What to work on: Of all the lines in the records below, how many hold the word "网络营销发展前景"? Give the number alone.

Working data:
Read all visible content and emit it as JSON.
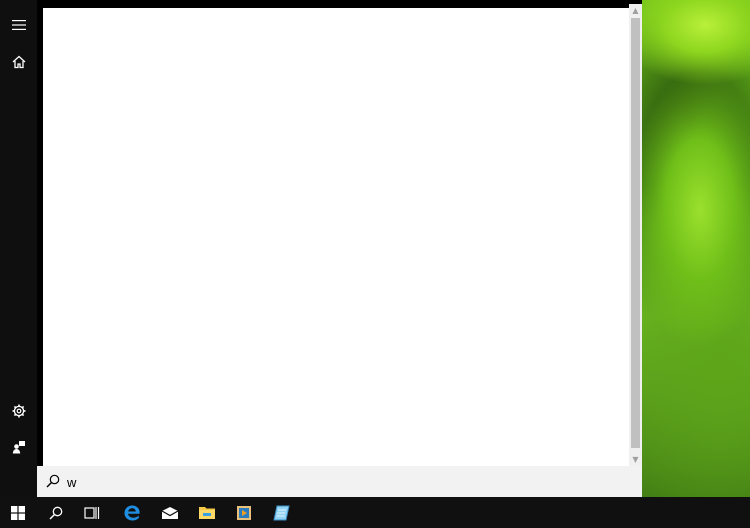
{
  "search": {
    "query": "w",
    "placeholder": ""
  },
  "left_rail": {
    "icons": [
      "hamburger-icon",
      "home-icon",
      "settings-gear-icon",
      "user-feedback-icon"
    ]
  },
  "taskbar": {
    "icons": [
      "windows-start-icon",
      "search-icon",
      "task-view-icon",
      "edge-icon",
      "mail-icon",
      "file-explorer-icon",
      "media-player-icon",
      "notepad-icon"
    ]
  },
  "colors": {
    "taskbar": "#101010",
    "rail": "#0f0f0f",
    "accent_blue": "#1f8ee0",
    "search_box": "#f2f2f2"
  }
}
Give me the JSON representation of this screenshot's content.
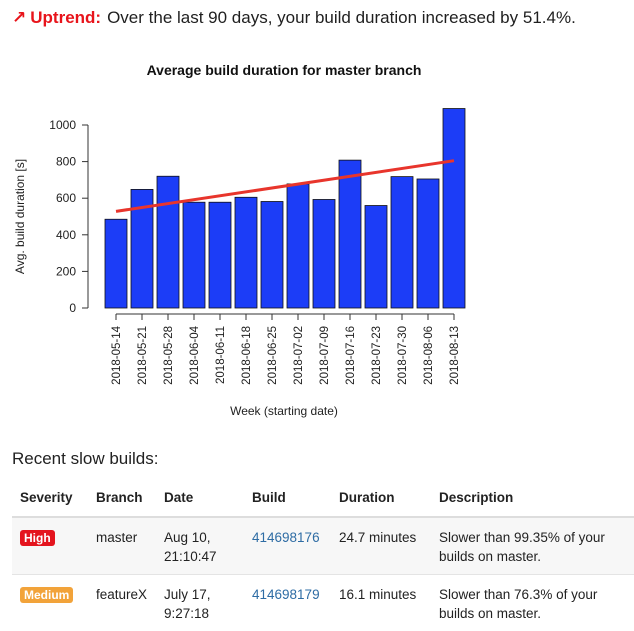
{
  "headline": {
    "arrow": "↗",
    "trend_label": "Uptrend:",
    "text": "Over the last 90 days, your build duration increased by 51.4%."
  },
  "colors": {
    "bar": "#1c3df7",
    "trend_line": "#e8352c",
    "alert": "#e8141b",
    "high_badge": "#e4141e",
    "medium_badge": "#f2a33a",
    "link": "#2e6ca4"
  },
  "chart_data": {
    "type": "bar",
    "title": "Average build duration for master branch",
    "xlabel": "Week (starting date)",
    "ylabel": "Avg. build duration [s]",
    "ylim": [
      0,
      1100
    ],
    "yticks": [
      0,
      200,
      400,
      600,
      800,
      1000
    ],
    "categories": [
      "2018-05-14",
      "2018-05-21",
      "2018-05-28",
      "2018-06-04",
      "2018-06-11",
      "2018-06-18",
      "2018-06-25",
      "2018-07-02",
      "2018-07-09",
      "2018-07-16",
      "2018-07-23",
      "2018-07-30",
      "2018-08-06",
      "2018-08-13"
    ],
    "values": [
      485,
      648,
      720,
      578,
      578,
      605,
      582,
      678,
      593,
      808,
      560,
      718,
      705,
      1090
    ],
    "trend_line": {
      "start": 528,
      "end": 805
    },
    "grid": false
  },
  "slow_builds": {
    "title": "Recent slow builds:",
    "columns": [
      "Severity",
      "Branch",
      "Date",
      "Build",
      "Duration",
      "Description"
    ],
    "rows": [
      {
        "severity": "High",
        "branch": "master",
        "date_line1": "Aug 10,",
        "date_line2": "21:10:47",
        "build": "414698176",
        "duration": "24.7 minutes",
        "desc_line1": "Slower than 99.35% of your",
        "desc_line2": "builds on master."
      },
      {
        "severity": "Medium",
        "branch": "featureX",
        "date_line1": "July 17,",
        "date_line2": "9:27:18",
        "build": "414698179",
        "duration": "16.1 minutes",
        "desc_line1": "Slower than 76.3% of your",
        "desc_line2": "builds on master."
      }
    ]
  }
}
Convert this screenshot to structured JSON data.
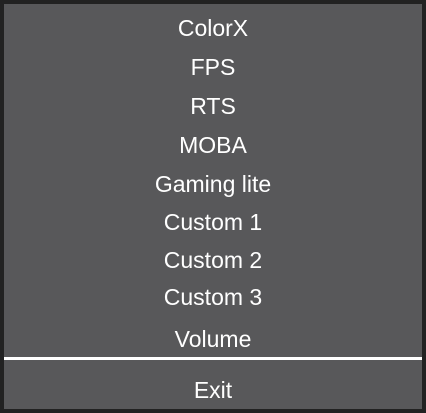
{
  "menu": {
    "items": [
      {
        "label": "ColorX"
      },
      {
        "label": "FPS"
      },
      {
        "label": "RTS"
      },
      {
        "label": "MOBA"
      },
      {
        "label": "Gaming lite"
      },
      {
        "label": "Custom 1"
      },
      {
        "label": "Custom 2"
      },
      {
        "label": "Custom 3"
      },
      {
        "label": "Volume"
      }
    ],
    "exit_label": "Exit"
  },
  "colors": {
    "panel_background": "#58585a",
    "panel_border": "#222222",
    "text": "#ffffff",
    "divider": "#ffffff"
  }
}
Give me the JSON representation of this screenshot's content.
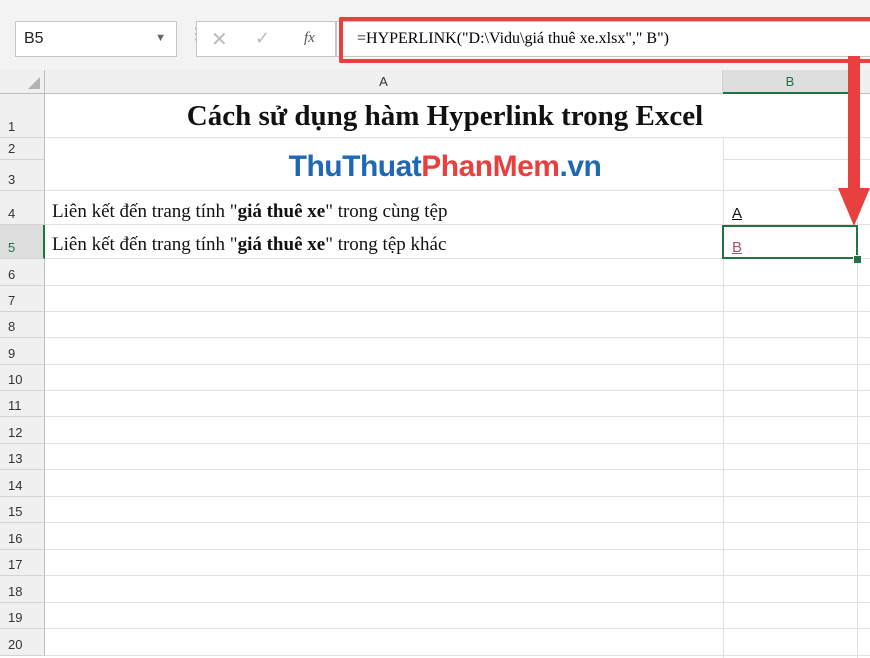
{
  "formula_bar": {
    "name_box": "B5",
    "formula": "=HYPERLINK(\"D:\\Vidu\\giá thuê xe.xlsx\",\" B\")",
    "cancel_icon": "x-icon",
    "enter_icon": "check-icon",
    "function_icon": "fx-icon"
  },
  "columns": [
    "A",
    "B"
  ],
  "rows": [
    "1",
    "2",
    "3",
    "4",
    "5",
    "6",
    "7",
    "8",
    "9",
    "10",
    "11",
    "12",
    "13",
    "14",
    "15",
    "16",
    "17",
    "18",
    "19",
    "20"
  ],
  "cells": {
    "title": "Cách sử dụng hàm Hyperlink trong Excel",
    "brand": {
      "part1": "ThuThuat",
      "part2": "PhanMem",
      "part3": ".vn"
    },
    "a4": {
      "prefix": "Liên kết đến trang tính \"",
      "bold": "giá thuê xe",
      "suffix": "\" trong cùng tệp"
    },
    "a5": {
      "prefix": "Liên kết đến trang tính \"",
      "bold": "giá thuê xe",
      "suffix": "\" trong tệp khác"
    },
    "b4": "A",
    "b5": "B"
  },
  "colors": {
    "accent_green": "#217346",
    "highlight_red": "#e8403e",
    "brand_blue": "#1f68b3"
  }
}
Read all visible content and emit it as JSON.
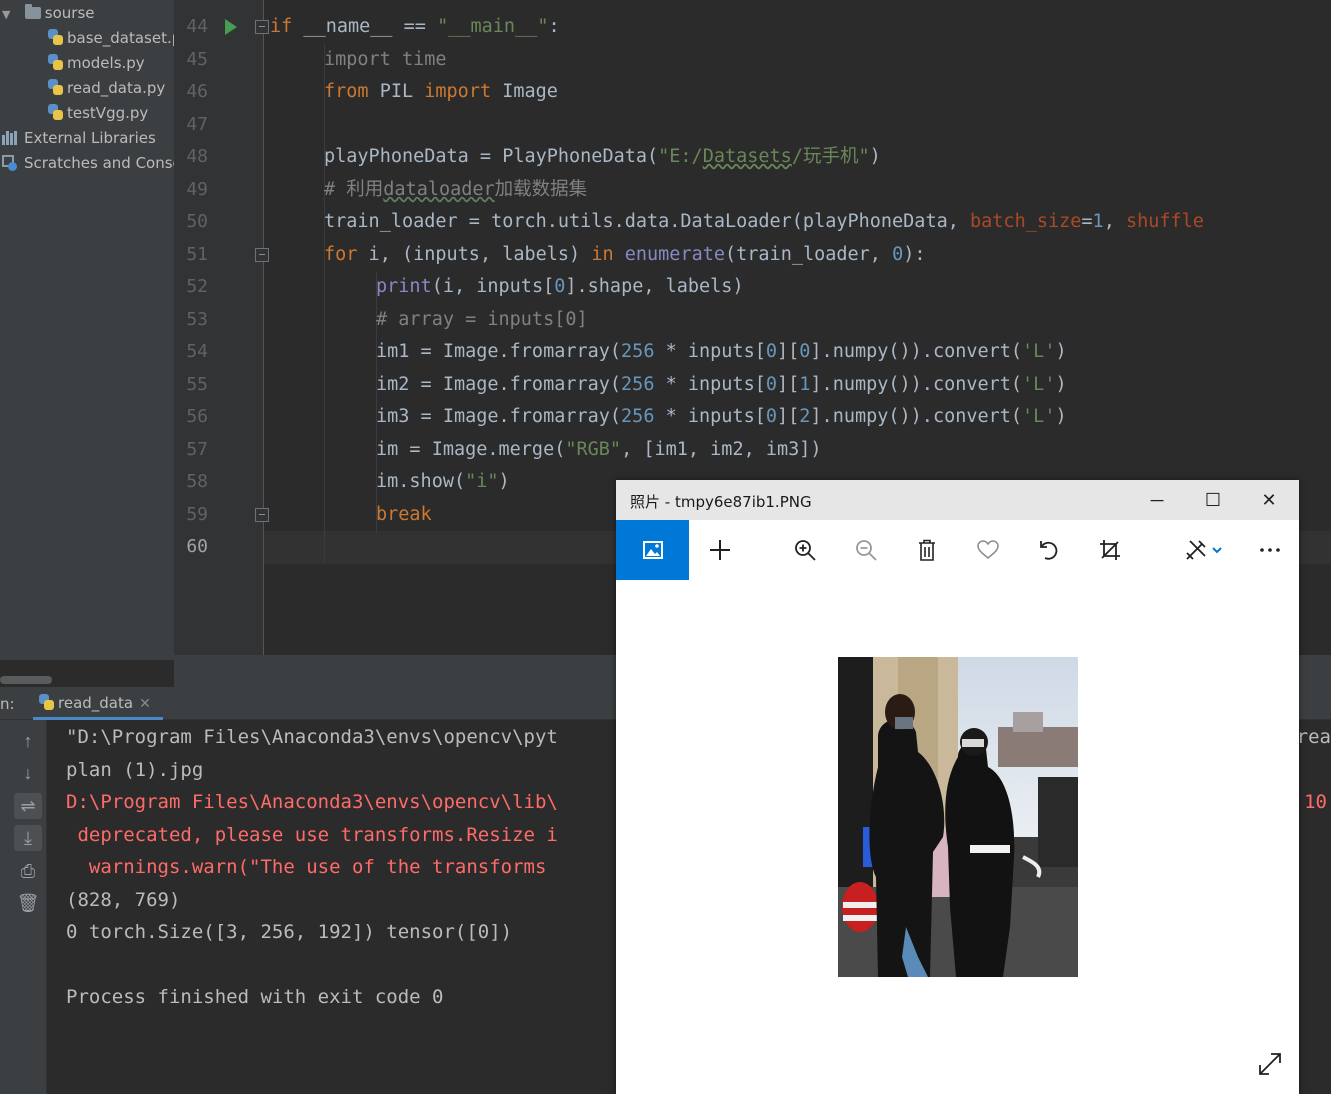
{
  "project_tree": {
    "items": [
      {
        "label": "sourse",
        "type": "folder"
      },
      {
        "label": "base_dataset.py",
        "type": "python"
      },
      {
        "label": "models.py",
        "type": "python"
      },
      {
        "label": "read_data.py",
        "type": "python"
      },
      {
        "label": "testVgg.py",
        "type": "python"
      },
      {
        "label": "External Libraries",
        "type": "libraries"
      },
      {
        "label": "Scratches and Consoles",
        "type": "scratches"
      }
    ]
  },
  "editor": {
    "line_numbers": [
      "44",
      "45",
      "46",
      "47",
      "48",
      "49",
      "50",
      "51",
      "52",
      "53",
      "54",
      "55",
      "56",
      "57",
      "58",
      "59",
      "60"
    ],
    "current_line": "60"
  },
  "run_panel": {
    "label": "n:",
    "tab_label": "read_data",
    "console_lines": [
      "\"D:\\Program Files\\Anaconda3\\envs\\opencv\\pyt",
      "plan (1).jpg",
      "D:\\Program Files\\Anaconda3\\envs\\opencv\\lib\\",
      " deprecated, please use transforms.Resize i",
      "  warnings.warn(\"The use of the transforms",
      "(828, 769)",
      "0 torch.Size([3, 256, 192]) tensor([0])",
      "",
      "Process finished with exit code 0"
    ],
    "right_fragments": [
      "rea",
      "10"
    ]
  },
  "photos_window": {
    "title": "照片 - tmpy6e87ib1.PNG",
    "toolbar": [
      "view-image",
      "add",
      "zoom-in",
      "zoom-out",
      "delete",
      "favorite",
      "rotate",
      "crop",
      "edit-create",
      "more"
    ]
  },
  "colors": {
    "editor_bg": "#2b2b2b",
    "keyword": "#cc7832",
    "string": "#6a8759",
    "number": "#6897bb",
    "comment": "#808080",
    "error": "#ff6b68",
    "photos_accent": "#0078d7"
  }
}
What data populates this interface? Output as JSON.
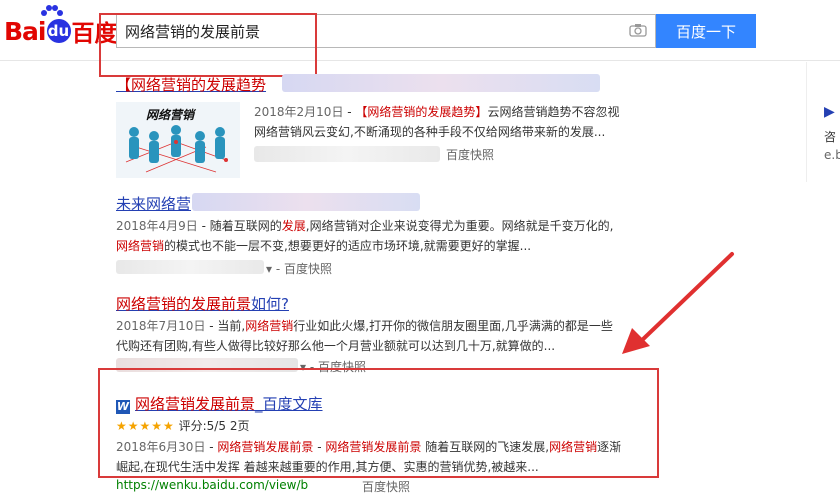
{
  "header": {
    "logo_bai": "Bai",
    "logo_du": "du",
    "logo_cn": "百度",
    "search_value": "网络营销的发展前景",
    "search_button": "百度一下",
    "camera_icon": "camera-icon"
  },
  "results": [
    {
      "title_prefix": "【网络营销的发展趋势",
      "date": "2018年2月10日",
      "snippet_a_hl": "【网络营销的发展趋势】",
      "snippet_a_rest": "云网络营销趋势不容忽视",
      "snippet_b": "网络营销风云变幻,不断涌现的各种手段不仅给网络带来新的发展...",
      "snapshot": "百度快照",
      "thumb_text": "网络营销"
    },
    {
      "title_prefix": "未来网络营",
      "date": "2018年4月9日",
      "snippet_a_pre": " - 随着互联网的",
      "snippet_a_hl": "发展",
      "snippet_a_rest": ",网络营销对企业来说变得尤为重要。网络就是千变万化的,",
      "snippet_b_hl": "网络营销",
      "snippet_b_rest": "的模式也不能一层不变,想要更好的适应市场环境,就需要更好的掌握...",
      "snapshot": "百度快照"
    },
    {
      "title_hl": "网络营销的发展前景",
      "title_rest": "如何?",
      "date": "2018年7月10日",
      "snippet_a_pre": " - 当前,",
      "snippet_a_hl": "网络营销",
      "snippet_a_rest": "行业如此火爆,打开你的微信朋友圈里面,几乎满满的都是一些",
      "snippet_b": "代购还有团购,有些人做得比较好那么他一个月营业额就可以达到几十万,就算做的...",
      "snapshot": "百度快照"
    },
    {
      "title_hl": "网络营销发展前景",
      "title_rest": "_百度文库",
      "word_icon": "W",
      "stars": "★★★★★",
      "rating": "评分:5/5",
      "pages": "2页",
      "date": "2018年6月30日",
      "snippet_a_hl1": "网络营销发展前景",
      "snippet_a_hl2": "网络营销发展前景",
      "snippet_a_mid": "随着互联网的飞速发展,",
      "snippet_a_hl3": "网络营销",
      "snippet_a_end": "逐渐",
      "snippet_b": "崛起,在现代生活中发挥 着越来越重要的作用,其方便、实惠的营销优势,被越来...",
      "url": "https://wenku.baidu.com/view/b",
      "snapshot": "百度快照"
    }
  ],
  "sidebar": {
    "arrow_glyph": "▶",
    "line1": "咨",
    "line2": "e.b"
  }
}
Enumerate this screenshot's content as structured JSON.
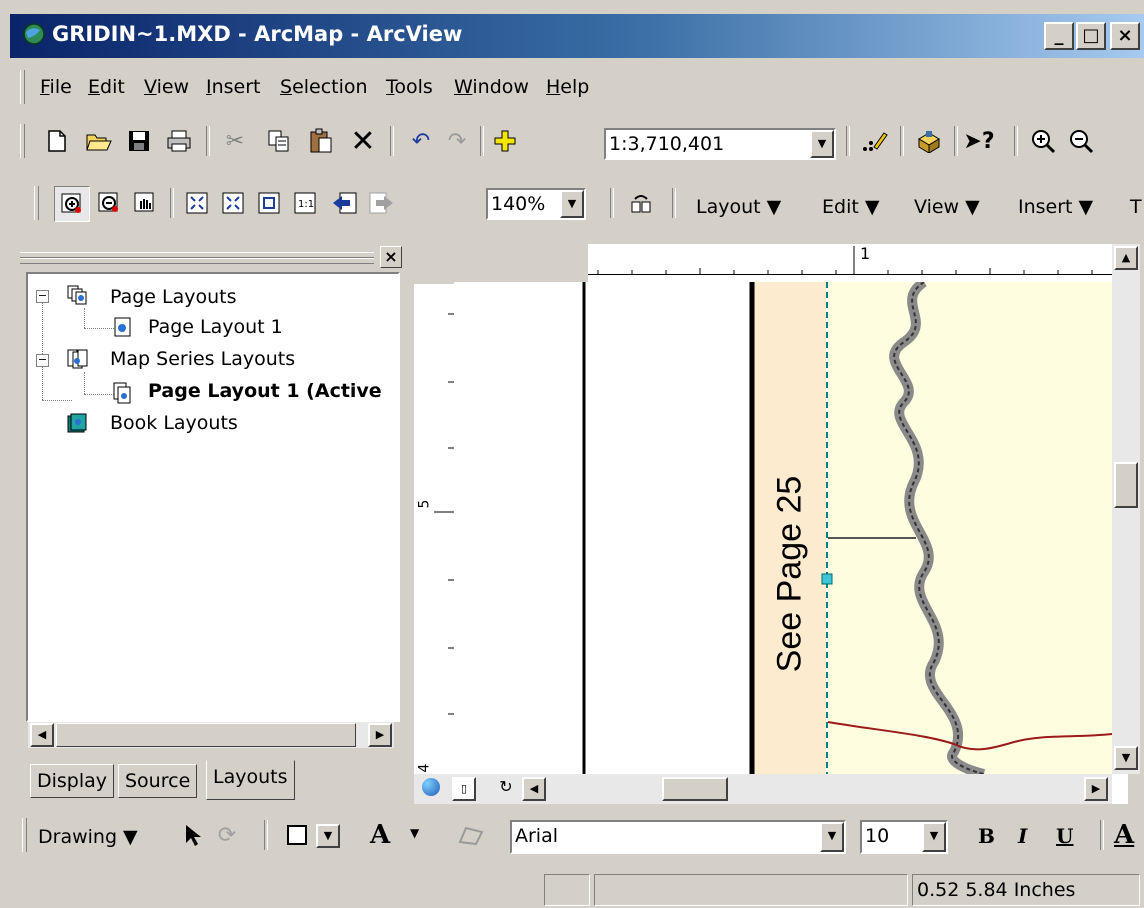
{
  "window": {
    "title": "GRIDIN~1.MXD - ArcMap - ArcView",
    "minimize": "_",
    "maximize": "□",
    "close": "×"
  },
  "menu": [
    {
      "label": "File",
      "ul": "F",
      "rest": "ile"
    },
    {
      "label": "Edit",
      "ul": "E",
      "rest": "dit"
    },
    {
      "label": "View",
      "ul": "V",
      "rest": "iew"
    },
    {
      "label": "Insert",
      "ul": "I",
      "rest": "nsert"
    },
    {
      "label": "Selection",
      "ul": "S",
      "rest": "election"
    },
    {
      "label": "Tools",
      "ul": "T",
      "rest": "ools"
    },
    {
      "label": "Window",
      "ul": "W",
      "rest": "indow"
    },
    {
      "label": "Help",
      "ul": "H",
      "rest": "elp"
    }
  ],
  "standard_toolbar": {
    "scale_value": "1:3,710,401"
  },
  "layout_toolbar": {
    "zoom_percent": "140%",
    "menus": [
      "Layout ▼",
      "Edit ▼",
      "View ▼",
      "Insert ▼",
      "T"
    ]
  },
  "toc": {
    "items": [
      {
        "label": "Page Layouts",
        "bold": false
      },
      {
        "label": "Page Layout 1",
        "bold": false
      },
      {
        "label": "Map Series Layouts",
        "bold": false
      },
      {
        "label": "Page Layout 1 (Active",
        "bold": true
      },
      {
        "label": "Book Layouts",
        "bold": false
      }
    ],
    "tabs": [
      "Display",
      "Source",
      "Layouts"
    ],
    "active_tab": "Layouts"
  },
  "layout_view": {
    "hruler_label": "1",
    "vruler_labels": [
      "5",
      "4"
    ],
    "map_text": "See Page 25",
    "colors": {
      "page_bg": "#fffde0",
      "strip_bg": "#fdebd0",
      "river": "#8a8a8a",
      "road": "#9b1b1b",
      "grid_line": "#008080"
    }
  },
  "drawing_toolbar": {
    "drawing_label": "Drawing ▼",
    "font_name": "Arial",
    "font_size": "10",
    "bold": "B",
    "italic": "I",
    "underline": "U",
    "text_tool": "A"
  },
  "status_bar": {
    "coordinates": "0.52  5.84 Inches"
  }
}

Correct result: 3